═══ Extracted information

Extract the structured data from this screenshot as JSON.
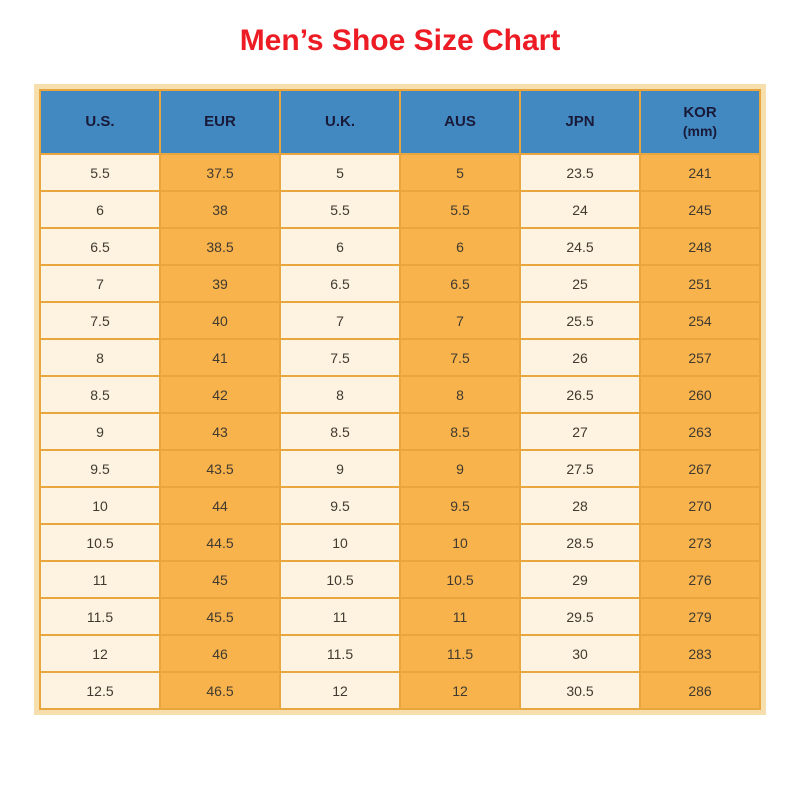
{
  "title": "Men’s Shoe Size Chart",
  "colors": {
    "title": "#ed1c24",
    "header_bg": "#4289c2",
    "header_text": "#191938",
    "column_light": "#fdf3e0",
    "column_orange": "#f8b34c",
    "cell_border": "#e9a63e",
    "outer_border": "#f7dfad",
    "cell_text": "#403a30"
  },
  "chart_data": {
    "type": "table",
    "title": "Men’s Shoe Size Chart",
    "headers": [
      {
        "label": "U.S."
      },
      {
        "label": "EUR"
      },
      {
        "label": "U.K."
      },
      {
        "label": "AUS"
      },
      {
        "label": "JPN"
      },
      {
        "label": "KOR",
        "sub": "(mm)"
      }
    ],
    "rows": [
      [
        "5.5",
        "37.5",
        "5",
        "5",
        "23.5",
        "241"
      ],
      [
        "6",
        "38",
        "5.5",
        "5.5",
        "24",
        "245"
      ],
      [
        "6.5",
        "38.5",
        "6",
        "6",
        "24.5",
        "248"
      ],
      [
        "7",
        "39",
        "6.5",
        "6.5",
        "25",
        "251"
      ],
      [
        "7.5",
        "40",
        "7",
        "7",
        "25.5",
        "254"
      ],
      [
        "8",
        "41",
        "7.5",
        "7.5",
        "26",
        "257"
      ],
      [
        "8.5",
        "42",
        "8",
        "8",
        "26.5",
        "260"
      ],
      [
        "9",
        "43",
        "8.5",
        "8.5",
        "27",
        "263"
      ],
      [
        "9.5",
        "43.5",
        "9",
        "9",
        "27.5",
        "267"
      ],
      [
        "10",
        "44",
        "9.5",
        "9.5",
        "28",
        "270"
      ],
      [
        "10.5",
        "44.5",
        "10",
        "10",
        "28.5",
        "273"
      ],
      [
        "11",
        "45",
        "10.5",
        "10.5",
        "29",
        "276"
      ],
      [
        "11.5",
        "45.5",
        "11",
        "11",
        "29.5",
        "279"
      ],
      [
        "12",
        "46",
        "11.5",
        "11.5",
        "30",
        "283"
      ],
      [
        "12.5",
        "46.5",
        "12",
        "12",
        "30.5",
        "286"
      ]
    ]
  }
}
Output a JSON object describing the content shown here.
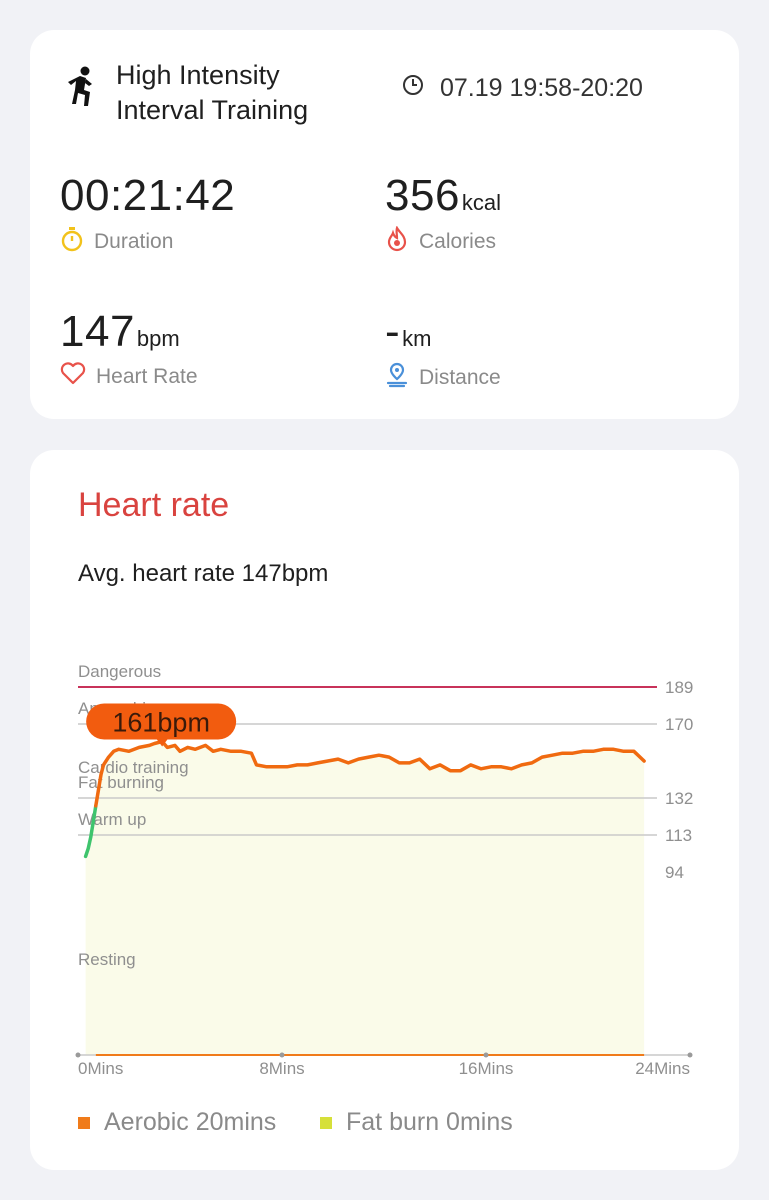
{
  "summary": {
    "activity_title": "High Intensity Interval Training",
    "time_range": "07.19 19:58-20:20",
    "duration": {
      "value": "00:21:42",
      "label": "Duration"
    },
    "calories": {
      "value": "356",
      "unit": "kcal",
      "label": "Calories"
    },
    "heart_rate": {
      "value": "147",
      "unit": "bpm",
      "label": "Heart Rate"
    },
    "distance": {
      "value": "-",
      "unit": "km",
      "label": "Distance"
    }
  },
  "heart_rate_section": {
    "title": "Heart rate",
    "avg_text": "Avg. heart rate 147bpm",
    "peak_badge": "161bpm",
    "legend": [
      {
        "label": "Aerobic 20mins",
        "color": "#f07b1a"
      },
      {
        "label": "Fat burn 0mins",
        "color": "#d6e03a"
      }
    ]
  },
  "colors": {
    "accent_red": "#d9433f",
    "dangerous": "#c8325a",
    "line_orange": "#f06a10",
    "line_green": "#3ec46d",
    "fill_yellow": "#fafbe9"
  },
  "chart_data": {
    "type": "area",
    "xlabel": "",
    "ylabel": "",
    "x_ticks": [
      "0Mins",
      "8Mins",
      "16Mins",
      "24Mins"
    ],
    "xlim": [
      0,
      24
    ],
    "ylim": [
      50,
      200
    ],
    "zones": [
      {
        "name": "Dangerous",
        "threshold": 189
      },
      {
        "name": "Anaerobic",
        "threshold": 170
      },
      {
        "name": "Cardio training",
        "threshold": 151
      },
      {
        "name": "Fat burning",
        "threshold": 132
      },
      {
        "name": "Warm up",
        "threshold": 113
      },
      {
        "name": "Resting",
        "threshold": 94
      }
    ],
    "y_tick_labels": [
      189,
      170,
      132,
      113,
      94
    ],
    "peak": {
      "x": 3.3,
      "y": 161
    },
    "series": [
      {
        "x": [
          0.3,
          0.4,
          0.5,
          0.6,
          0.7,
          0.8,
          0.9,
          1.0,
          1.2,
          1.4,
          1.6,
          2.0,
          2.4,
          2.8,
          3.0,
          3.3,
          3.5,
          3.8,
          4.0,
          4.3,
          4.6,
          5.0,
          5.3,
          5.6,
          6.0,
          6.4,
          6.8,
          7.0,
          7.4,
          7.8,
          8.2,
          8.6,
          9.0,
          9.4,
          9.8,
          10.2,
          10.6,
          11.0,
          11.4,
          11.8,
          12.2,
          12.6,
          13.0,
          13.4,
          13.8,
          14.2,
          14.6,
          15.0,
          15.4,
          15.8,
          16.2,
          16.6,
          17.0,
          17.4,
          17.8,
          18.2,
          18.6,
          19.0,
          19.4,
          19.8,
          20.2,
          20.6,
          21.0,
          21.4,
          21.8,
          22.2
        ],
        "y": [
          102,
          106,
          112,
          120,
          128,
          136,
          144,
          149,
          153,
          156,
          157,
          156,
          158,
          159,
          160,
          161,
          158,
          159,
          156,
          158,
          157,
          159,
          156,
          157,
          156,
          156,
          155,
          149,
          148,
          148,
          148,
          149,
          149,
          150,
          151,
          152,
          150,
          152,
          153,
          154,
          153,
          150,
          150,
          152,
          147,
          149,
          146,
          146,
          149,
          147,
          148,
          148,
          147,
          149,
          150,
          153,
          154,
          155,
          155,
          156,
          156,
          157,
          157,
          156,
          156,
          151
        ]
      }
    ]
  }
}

══════
═══ Extracted information

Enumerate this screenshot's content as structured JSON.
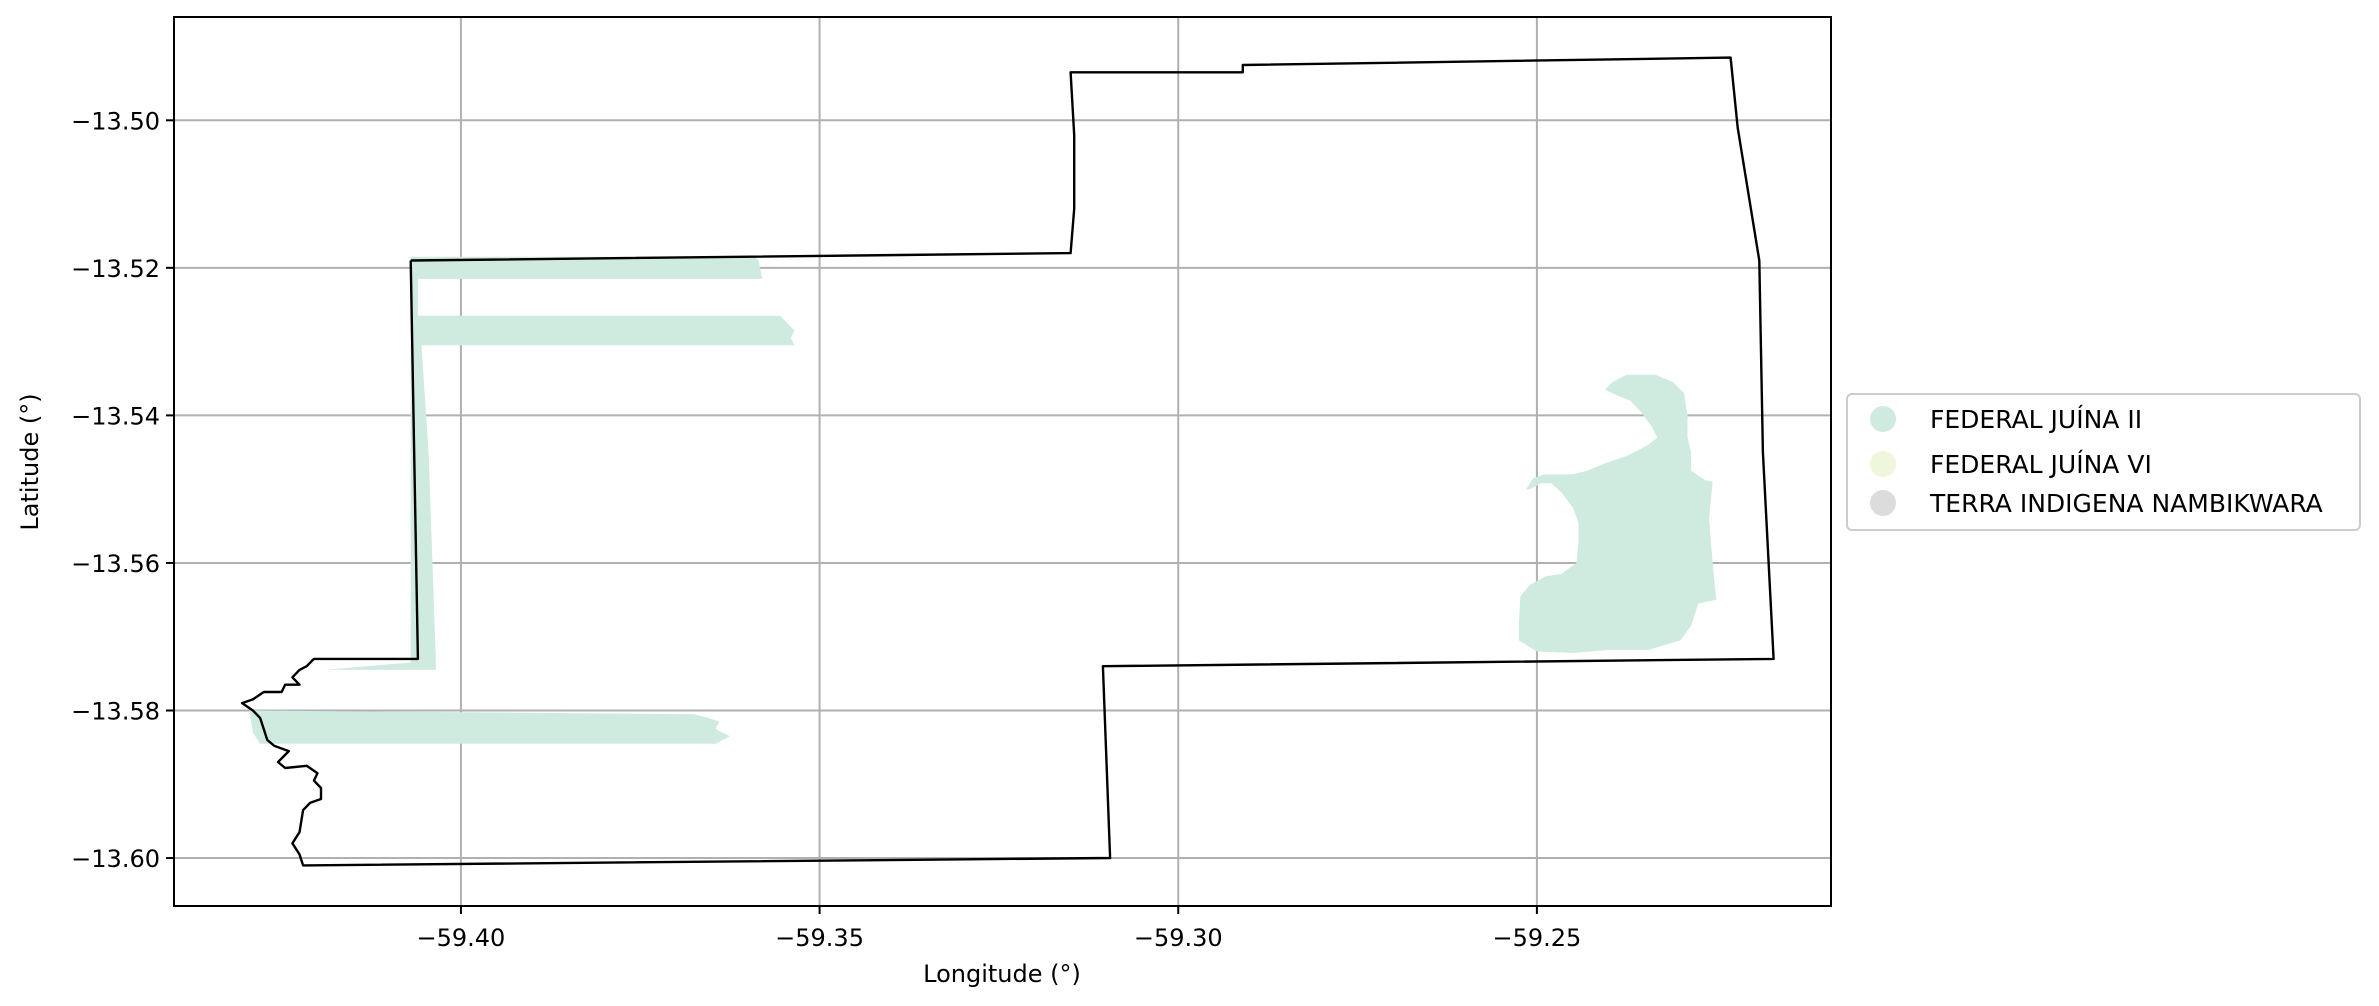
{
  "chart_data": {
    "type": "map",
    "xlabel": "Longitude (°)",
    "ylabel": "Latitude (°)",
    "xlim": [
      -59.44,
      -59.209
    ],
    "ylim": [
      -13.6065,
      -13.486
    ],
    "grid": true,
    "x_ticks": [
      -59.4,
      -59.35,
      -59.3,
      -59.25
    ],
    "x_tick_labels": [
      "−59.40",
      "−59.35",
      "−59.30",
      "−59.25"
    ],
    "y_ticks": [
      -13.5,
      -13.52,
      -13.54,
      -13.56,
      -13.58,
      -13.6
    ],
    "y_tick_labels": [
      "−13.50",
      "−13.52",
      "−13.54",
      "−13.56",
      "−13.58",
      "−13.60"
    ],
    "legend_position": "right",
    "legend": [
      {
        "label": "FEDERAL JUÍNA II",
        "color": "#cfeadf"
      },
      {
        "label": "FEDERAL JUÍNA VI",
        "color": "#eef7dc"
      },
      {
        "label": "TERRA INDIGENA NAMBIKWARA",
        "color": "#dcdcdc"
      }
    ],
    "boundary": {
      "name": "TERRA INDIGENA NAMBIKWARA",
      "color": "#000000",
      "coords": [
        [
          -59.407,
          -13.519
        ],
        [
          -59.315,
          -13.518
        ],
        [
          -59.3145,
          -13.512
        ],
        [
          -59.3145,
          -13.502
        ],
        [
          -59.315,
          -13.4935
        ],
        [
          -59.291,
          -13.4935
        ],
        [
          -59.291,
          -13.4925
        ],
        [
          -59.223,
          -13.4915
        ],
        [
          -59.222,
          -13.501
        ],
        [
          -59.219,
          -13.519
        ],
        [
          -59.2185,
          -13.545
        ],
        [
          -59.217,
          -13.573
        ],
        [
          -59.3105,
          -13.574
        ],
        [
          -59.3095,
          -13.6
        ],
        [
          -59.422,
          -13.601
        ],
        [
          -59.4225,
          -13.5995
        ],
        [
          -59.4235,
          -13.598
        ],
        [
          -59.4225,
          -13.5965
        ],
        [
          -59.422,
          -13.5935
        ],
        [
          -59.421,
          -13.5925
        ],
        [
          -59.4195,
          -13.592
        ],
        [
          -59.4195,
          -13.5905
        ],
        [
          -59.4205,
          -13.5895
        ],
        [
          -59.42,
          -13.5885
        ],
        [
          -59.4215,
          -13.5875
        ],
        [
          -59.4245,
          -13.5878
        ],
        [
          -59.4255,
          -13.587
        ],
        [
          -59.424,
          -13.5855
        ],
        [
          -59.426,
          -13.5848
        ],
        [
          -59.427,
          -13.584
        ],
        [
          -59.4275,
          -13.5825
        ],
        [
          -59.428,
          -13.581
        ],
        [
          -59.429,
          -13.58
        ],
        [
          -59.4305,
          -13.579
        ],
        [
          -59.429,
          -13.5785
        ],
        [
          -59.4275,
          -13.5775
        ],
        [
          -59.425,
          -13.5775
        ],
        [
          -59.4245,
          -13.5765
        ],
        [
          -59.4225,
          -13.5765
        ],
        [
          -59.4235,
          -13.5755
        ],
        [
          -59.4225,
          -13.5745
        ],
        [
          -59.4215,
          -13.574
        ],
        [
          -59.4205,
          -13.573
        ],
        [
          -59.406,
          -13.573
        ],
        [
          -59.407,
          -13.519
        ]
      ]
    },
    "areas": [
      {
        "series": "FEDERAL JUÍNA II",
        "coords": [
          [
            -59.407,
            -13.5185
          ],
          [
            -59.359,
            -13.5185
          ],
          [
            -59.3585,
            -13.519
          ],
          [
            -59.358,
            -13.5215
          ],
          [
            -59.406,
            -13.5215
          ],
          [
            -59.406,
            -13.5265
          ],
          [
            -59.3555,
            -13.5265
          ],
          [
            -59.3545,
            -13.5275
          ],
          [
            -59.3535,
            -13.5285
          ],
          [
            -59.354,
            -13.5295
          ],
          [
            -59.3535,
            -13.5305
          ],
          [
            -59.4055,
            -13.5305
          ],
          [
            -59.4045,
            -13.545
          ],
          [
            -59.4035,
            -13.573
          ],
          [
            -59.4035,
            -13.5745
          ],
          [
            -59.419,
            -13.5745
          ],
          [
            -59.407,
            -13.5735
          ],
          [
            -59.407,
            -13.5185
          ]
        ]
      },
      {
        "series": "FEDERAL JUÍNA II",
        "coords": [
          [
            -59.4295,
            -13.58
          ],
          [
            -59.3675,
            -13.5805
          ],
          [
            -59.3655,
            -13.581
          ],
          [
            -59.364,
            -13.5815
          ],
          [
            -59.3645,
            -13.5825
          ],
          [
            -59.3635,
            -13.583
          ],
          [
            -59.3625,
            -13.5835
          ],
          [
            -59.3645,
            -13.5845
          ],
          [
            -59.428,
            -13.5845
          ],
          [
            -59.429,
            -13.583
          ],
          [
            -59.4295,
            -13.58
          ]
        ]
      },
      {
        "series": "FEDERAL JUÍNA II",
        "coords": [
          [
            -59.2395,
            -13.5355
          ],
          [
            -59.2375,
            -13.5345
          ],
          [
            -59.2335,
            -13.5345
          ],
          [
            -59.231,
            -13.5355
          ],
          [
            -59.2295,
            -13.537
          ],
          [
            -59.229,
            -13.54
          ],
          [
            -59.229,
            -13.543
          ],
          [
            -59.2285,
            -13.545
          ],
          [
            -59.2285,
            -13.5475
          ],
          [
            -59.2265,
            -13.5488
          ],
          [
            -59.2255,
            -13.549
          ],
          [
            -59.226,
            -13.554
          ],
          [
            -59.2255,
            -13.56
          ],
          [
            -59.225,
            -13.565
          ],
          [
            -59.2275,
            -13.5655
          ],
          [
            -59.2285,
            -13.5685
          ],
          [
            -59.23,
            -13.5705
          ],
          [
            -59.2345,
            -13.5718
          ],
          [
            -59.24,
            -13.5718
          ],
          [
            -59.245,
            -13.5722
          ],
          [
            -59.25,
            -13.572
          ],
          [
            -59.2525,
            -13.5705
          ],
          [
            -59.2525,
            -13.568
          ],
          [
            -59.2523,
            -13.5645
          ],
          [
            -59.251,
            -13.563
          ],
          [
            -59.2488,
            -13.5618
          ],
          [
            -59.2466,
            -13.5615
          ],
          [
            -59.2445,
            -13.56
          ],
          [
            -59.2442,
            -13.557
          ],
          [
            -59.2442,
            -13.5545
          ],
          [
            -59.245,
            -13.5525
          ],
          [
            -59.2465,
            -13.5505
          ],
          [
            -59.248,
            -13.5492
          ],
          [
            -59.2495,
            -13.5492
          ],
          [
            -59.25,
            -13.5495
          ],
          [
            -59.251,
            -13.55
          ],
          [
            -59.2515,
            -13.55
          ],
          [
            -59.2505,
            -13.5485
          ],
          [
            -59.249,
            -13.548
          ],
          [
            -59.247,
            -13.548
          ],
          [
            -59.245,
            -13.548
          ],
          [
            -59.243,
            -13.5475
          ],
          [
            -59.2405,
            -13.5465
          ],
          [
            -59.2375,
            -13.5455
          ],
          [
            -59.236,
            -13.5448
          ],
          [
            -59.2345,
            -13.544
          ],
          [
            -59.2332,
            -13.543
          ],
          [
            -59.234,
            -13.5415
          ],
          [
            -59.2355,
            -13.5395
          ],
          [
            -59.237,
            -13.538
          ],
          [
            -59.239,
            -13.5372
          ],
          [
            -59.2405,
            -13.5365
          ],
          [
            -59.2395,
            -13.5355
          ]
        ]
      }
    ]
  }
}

══════

- Objective:
Working from the entries above, return all lines that contain "screenshot".

- Finished exercise:
Extract the structured data from this screenshot as JSON.
Enumerate this screenshot's content as structured JSON.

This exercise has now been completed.